**INSTRUCTION**
For each line of the data below that holds "مثاله", copy the line.

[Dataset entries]
▬▬▬
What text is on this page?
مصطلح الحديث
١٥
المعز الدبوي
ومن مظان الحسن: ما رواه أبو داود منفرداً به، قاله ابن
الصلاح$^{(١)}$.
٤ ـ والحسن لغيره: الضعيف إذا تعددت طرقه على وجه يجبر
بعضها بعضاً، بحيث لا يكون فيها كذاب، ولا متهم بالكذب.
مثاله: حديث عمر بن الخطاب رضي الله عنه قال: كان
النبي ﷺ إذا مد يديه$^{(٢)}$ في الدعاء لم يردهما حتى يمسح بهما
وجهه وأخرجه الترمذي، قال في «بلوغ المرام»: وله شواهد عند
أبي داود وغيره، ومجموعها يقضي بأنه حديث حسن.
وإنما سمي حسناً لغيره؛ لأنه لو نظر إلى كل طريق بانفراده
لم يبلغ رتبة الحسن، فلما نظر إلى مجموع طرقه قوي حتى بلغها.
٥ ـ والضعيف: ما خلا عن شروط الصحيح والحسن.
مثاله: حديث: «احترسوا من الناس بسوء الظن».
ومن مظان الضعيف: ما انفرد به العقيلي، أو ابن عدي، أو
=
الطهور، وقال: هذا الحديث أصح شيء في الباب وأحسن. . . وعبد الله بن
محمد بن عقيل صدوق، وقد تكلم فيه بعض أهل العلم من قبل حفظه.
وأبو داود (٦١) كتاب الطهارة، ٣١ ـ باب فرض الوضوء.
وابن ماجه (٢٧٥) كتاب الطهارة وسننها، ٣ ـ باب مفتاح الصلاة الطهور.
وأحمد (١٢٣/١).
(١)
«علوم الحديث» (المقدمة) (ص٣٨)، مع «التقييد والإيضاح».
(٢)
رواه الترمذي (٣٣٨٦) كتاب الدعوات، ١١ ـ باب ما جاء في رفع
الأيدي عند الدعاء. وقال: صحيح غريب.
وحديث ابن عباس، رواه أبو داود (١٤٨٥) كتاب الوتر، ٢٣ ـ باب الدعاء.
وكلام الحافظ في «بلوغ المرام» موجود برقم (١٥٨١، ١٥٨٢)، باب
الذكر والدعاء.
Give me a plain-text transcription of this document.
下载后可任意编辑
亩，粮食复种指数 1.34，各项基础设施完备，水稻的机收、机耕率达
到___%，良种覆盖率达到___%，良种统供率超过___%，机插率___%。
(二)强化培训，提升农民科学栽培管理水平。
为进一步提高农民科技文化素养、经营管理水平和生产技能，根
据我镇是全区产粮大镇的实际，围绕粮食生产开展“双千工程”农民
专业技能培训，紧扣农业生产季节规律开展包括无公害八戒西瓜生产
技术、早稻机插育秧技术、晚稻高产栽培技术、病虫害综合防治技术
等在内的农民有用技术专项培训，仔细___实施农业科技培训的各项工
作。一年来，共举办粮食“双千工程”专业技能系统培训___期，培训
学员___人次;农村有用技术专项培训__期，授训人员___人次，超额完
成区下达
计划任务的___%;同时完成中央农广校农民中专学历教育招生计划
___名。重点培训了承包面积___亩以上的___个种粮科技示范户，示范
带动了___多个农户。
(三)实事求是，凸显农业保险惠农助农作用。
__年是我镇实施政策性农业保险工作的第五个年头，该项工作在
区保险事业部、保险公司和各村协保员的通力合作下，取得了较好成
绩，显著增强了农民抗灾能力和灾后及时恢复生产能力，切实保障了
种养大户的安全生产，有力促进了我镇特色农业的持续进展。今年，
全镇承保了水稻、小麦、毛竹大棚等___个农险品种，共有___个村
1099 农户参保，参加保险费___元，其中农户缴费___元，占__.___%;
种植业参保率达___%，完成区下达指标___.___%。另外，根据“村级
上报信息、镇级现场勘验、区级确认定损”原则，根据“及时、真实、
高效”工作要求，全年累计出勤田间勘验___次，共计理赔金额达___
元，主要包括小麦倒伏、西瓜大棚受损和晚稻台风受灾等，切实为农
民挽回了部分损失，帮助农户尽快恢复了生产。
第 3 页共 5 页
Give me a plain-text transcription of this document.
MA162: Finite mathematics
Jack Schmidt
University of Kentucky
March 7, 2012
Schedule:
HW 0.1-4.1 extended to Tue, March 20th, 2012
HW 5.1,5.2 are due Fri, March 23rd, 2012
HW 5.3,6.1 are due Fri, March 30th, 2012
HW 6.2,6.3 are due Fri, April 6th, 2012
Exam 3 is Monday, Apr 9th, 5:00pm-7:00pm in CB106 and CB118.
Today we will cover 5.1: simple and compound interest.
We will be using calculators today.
▬▬▬
**RESULT OF THE EXERCISE**
مثاله: حديث عمر بن الخطاب رضي الله عنه قال: كان
مثاله: حديث: «احترسوا من الناس بسوء الظن».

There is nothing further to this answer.